What is being asked
Wherever the word "Played" appears in the entries, copy the whole line.
---------- Dataset records ----------
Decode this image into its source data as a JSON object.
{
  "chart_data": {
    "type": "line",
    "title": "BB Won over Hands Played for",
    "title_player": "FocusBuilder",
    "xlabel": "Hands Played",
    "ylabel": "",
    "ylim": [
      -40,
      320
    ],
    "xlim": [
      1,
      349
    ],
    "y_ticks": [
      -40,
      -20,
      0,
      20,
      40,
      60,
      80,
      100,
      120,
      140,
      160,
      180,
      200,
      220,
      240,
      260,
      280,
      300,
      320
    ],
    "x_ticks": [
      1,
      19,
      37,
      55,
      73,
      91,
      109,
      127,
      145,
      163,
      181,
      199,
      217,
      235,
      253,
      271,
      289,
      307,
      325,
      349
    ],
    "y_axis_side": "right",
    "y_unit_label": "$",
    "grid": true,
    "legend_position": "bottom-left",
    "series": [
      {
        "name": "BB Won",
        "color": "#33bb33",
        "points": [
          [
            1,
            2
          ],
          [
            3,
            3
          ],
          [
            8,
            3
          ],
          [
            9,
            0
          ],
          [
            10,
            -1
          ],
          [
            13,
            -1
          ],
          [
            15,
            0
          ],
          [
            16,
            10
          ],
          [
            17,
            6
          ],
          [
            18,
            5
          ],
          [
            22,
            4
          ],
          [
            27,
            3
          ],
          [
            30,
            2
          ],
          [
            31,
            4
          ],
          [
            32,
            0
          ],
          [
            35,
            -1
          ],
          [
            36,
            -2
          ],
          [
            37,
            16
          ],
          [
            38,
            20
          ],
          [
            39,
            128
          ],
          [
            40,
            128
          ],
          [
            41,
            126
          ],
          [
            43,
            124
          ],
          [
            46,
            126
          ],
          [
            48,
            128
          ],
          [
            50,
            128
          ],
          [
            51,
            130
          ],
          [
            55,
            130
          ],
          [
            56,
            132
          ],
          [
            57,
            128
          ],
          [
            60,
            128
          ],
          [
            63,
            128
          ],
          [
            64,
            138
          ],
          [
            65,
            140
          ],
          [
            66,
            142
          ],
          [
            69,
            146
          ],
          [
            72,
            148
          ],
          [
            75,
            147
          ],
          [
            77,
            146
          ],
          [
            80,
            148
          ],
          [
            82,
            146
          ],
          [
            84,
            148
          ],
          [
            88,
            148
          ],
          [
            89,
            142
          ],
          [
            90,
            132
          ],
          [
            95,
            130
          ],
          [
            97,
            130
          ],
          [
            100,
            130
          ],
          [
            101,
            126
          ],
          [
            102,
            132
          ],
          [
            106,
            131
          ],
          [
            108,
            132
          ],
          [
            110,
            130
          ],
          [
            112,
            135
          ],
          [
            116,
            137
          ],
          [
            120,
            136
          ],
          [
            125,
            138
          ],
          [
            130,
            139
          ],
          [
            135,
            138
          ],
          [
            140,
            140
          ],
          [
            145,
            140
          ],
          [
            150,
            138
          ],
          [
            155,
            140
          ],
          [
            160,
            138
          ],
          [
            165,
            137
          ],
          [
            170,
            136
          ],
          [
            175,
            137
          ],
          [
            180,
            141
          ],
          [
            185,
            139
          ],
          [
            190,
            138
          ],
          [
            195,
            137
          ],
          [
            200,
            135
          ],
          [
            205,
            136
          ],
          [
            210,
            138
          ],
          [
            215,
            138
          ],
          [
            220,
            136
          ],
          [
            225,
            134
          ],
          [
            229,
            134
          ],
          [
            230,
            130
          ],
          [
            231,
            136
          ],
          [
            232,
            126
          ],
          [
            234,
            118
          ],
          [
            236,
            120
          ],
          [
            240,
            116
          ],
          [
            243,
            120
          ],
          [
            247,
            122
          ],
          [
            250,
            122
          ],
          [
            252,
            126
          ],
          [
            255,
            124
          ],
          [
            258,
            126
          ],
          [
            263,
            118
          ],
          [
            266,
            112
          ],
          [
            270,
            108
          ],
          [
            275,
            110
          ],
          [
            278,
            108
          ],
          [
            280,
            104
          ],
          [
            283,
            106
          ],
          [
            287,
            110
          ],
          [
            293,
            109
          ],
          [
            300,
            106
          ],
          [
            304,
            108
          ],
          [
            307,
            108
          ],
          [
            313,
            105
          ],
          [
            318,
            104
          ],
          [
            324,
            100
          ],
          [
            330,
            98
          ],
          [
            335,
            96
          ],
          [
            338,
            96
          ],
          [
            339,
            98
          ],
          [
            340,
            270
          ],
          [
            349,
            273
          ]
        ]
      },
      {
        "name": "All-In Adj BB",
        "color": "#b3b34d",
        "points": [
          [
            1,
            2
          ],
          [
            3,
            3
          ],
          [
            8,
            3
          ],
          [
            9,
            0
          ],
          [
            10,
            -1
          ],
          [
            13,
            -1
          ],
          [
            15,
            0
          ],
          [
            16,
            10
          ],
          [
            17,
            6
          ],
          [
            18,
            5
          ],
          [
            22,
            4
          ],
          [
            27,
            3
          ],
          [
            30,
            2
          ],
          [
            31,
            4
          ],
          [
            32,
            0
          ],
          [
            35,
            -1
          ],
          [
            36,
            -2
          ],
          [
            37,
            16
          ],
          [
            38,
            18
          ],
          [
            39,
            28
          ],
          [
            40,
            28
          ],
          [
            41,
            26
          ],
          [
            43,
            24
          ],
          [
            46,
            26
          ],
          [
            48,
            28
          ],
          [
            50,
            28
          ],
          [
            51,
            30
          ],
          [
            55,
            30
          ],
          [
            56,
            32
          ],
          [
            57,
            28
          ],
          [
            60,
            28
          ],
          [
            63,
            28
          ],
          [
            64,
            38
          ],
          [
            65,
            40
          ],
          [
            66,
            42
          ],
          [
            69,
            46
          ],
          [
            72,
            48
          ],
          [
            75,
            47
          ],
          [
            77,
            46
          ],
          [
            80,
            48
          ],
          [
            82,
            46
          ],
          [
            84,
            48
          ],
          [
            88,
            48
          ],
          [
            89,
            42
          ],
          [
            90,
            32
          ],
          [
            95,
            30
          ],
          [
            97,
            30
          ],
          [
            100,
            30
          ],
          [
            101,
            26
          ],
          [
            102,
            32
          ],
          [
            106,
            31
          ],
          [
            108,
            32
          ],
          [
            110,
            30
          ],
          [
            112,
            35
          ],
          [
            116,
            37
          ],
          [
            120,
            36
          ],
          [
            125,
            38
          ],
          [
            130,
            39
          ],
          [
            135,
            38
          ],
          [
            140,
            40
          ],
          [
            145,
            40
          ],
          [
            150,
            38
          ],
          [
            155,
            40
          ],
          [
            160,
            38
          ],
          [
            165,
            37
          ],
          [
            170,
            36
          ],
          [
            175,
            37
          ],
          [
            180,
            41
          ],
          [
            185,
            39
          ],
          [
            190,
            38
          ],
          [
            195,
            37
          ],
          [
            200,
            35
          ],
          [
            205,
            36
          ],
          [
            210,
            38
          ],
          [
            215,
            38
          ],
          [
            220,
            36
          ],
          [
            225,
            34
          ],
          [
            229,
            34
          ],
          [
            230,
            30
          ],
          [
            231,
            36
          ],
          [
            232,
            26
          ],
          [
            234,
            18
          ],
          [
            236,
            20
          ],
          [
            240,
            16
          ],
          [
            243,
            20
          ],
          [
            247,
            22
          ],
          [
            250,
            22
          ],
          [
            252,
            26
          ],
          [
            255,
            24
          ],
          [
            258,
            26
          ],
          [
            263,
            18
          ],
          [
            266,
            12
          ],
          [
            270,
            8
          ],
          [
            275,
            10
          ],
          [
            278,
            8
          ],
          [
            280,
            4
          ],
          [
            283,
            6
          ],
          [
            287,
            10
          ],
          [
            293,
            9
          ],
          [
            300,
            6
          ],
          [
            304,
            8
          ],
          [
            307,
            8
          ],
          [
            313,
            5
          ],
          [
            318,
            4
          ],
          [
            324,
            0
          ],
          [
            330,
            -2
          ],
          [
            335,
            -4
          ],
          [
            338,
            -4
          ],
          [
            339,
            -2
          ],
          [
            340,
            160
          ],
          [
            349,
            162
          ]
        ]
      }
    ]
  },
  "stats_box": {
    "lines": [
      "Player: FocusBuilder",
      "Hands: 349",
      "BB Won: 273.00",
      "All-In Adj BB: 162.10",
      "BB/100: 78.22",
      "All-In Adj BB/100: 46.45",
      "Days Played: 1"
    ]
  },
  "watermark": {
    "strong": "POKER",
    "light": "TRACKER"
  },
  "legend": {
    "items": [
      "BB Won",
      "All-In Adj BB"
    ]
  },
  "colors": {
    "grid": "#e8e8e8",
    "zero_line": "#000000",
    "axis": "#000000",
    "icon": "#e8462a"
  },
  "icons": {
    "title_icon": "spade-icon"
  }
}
----------
Response
    "title": "BB Won over Hands Played for",
    "xlabel": "Hands Played",
      "Days Played: 1"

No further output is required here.